— Start MATERIAL PROVIDED —
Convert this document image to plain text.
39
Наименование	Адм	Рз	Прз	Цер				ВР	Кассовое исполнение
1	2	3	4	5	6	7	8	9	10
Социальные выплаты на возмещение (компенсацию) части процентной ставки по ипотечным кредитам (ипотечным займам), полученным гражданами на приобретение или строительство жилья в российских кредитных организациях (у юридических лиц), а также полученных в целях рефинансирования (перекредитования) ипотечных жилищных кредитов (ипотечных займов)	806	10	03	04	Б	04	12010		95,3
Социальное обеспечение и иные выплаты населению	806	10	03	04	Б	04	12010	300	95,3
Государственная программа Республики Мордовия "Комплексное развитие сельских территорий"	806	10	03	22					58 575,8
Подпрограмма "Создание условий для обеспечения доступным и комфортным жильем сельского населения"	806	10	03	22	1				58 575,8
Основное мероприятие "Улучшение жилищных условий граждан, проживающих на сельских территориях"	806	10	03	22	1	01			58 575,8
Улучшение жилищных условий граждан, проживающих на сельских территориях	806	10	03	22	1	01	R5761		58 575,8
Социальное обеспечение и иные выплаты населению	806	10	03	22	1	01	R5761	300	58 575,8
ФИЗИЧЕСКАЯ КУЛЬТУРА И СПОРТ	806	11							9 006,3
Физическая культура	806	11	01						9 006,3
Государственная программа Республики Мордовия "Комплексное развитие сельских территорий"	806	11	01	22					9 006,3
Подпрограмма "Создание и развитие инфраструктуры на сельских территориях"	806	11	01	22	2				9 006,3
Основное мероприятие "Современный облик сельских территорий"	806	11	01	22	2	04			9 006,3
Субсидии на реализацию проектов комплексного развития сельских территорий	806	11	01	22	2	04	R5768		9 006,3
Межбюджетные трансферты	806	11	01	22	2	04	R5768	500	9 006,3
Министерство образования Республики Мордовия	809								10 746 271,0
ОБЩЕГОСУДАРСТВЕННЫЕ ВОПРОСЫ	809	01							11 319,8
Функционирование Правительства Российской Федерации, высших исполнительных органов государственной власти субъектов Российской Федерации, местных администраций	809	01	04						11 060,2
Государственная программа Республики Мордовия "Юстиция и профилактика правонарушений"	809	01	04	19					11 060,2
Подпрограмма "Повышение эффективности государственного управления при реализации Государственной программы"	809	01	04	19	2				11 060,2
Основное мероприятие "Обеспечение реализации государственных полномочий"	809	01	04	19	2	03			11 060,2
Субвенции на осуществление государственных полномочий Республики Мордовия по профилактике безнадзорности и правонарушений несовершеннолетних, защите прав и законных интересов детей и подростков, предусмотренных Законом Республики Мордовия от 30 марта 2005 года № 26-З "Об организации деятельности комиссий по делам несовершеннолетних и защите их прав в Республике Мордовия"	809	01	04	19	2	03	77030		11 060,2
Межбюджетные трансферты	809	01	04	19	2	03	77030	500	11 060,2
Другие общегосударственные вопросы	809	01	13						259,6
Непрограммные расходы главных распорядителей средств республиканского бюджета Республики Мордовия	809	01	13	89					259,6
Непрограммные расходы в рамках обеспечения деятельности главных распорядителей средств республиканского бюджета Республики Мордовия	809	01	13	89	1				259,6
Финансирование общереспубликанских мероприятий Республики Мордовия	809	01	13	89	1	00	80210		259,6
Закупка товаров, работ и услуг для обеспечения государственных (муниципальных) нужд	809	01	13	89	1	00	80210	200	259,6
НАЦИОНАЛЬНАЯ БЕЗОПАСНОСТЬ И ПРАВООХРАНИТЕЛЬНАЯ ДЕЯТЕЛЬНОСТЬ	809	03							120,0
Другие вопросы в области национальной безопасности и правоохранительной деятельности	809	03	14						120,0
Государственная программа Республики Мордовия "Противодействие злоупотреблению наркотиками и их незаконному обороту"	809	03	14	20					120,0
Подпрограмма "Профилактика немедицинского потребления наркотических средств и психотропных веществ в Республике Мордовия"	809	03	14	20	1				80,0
— End MATERIAL PROVIDED —
# TASK TO CARRY OUT:
Output the listing above exactly as it appears.

# RESPONSE TO THIS TASK:
Convert this document image to plain text.
39
Наименование	Адм	Рз	Прз	Цер				ВР	Кассовое исполнение
1	2	3	4	5	6	7	8	9	10
Социальные выплаты на возмещение (компенсацию) части процентной ставки по ипотечным кредитам (ипотечным займам), полученным гражданами на приобретение или строительство жилья в российских кредитных организациях (у юридических лиц), а также полученных в целях рефинансирования (перекредитования) ипотечных жилищных кредитов (ипотечных займов)	806	10	03	04	Б	04	12010		95,3
Социальное обеспечение и иные выплаты населению	806	10	03	04	Б	04	12010	300	95,3
Государственная программа Республики Мордовия "Комплексное развитие сельских территорий"	806	10	03	22					58 575,8
Подпрограмма "Создание условий для обеспечения доступным и комфортным жильем сельского населения"	806	10	03	22	1				58 575,8
Основное мероприятие "Улучшение жилищных условий граждан, проживающих на сельских территориях"	806	10	03	22	1	01			58 575,8
Улучшение жилищных условий граждан, проживающих на сельских территориях	806	10	03	22	1	01	R5761		58 575,8
Социальное обеспечение и иные выплаты населению	806	10	03	22	1	01	R5761	300	58 575,8
ФИЗИЧЕСКАЯ КУЛЬТУРА И СПОРТ	806	11							9 006,3
Физическая культура	806	11	01						9 006,3
Государственная программа Республики Мордовия "Комплексное развитие сельских территорий"	806	11	01	22					9 006,3
Подпрограмма "Создание и развитие инфраструктуры на сельских территориях"	806	11	01	22	2				9 006,3
Основное мероприятие "Современный облик сельских территорий"	806	11	01	22	2	04			9 006,3
Субсидии на реализацию проектов комплексного развития сельских территорий	806	11	01	22	2	04	R5768		9 006,3
Межбюджетные трансферты	806	11	01	22	2	04	R5768	500	9 006,3
Министерство образования Республики Мордовия	809								10 746 271,0
ОБЩЕГОСУДАРСТВЕННЫЕ ВОПРОСЫ	809	01							11 319,8
Функционирование Правительства Российской Федерации, высших исполнительных органов государственной власти субъектов Российской Федерации, местных администраций	809	01	04						11 060,2
Государственная программа Республики Мордовия "Юстиция и профилактика правонарушений"	809	01	04	19					11 060,2
Подпрограмма "Повышение эффективности государственного управления при реализации Государственной программы"	809	01	04	19	2				11 060,2
Основное мероприятие "Обеспечение реализации государственных полномочий"	809	01	04	19	2	03			11 060,2
Субвенции на осуществление государственных полномочий Республики Мордовия по профилактике безнадзорности и правонарушений несовершеннолетних, защите прав и законных интересов детей и подростков, предусмотренных Законом Республики Мордовия от 30 марта 2005 года № 26-З "Об организации деятельности комиссий по делам несовершеннолетних и защите их прав в Республике Мордовия"	809	01	04	19	2	03	77030		11 060,2
Межбюджетные трансферты	809	01	04	19	2	03	77030	500	11 060,2
Другие общегосударственные вопросы	809	01	13						259,6
Непрограммные расходы главных распорядителей средств республиканского бюджета Республики Мордовия	809	01	13	89					259,6
Непрограммные расходы в рамках обеспечения деятельности главных распорядителей средств республиканского бюджета Республики Мордовия	809	01	13	89	1				259,6
Финансирование общереспубликанских мероприятий Республики Мордовия	809	01	13	89	1	00	80210		259,6
Закупка товаров, работ и услуг для обеспечения государственных (муниципальных) нужд	809	01	13	89	1	00	80210	200	259,6
НАЦИОНАЛЬНАЯ БЕЗОПАСНОСТЬ И ПРАВООХРАНИТЕЛЬНАЯ ДЕЯТЕЛЬНОСТЬ	809	03							120,0
Другие вопросы в области национальной безопасности и правоохранительной деятельности	809	03	14						120,0
Государственная программа Республики Мордовия "Противодействие злоупотреблению наркотиками и их незаконному обороту"	809	03	14	20					120,0
Подпрограмма "Профилактика немедицинского потребления наркотических средств и психотропных веществ в Республике Мордовия"	809	03	14	20	1				80,0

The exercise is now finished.